### SET TASK:
In the material below, find all lines with the string "努力提高教育教学质量" and copy them.

### Collected data:
----

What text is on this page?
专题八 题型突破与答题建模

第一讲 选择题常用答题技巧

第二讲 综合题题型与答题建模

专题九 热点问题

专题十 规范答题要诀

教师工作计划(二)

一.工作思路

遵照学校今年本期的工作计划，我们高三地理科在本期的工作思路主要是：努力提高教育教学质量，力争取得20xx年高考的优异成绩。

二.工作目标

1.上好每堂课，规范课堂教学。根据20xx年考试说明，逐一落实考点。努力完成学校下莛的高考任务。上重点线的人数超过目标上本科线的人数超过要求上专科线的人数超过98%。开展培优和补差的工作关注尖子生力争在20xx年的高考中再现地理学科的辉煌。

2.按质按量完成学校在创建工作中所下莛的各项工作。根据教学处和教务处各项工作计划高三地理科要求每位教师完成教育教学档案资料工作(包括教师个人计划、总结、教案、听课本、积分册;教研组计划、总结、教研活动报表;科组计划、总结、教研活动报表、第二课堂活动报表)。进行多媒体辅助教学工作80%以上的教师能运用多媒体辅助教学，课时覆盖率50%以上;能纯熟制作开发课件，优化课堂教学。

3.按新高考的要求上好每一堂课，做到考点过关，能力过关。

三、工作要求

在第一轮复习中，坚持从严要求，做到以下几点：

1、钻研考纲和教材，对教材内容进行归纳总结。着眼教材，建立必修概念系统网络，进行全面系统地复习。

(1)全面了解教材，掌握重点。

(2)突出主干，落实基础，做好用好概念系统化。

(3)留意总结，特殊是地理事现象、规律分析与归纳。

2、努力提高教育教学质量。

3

----

### RESULT OF THE EXERCISE:
遵照学校今年本期的工作计划，我们高三地理科在本期的工作思路主要是：努力提高教育教学质量，力争取得20xx年高考的优异成绩。
2、努力提高教育教学质量。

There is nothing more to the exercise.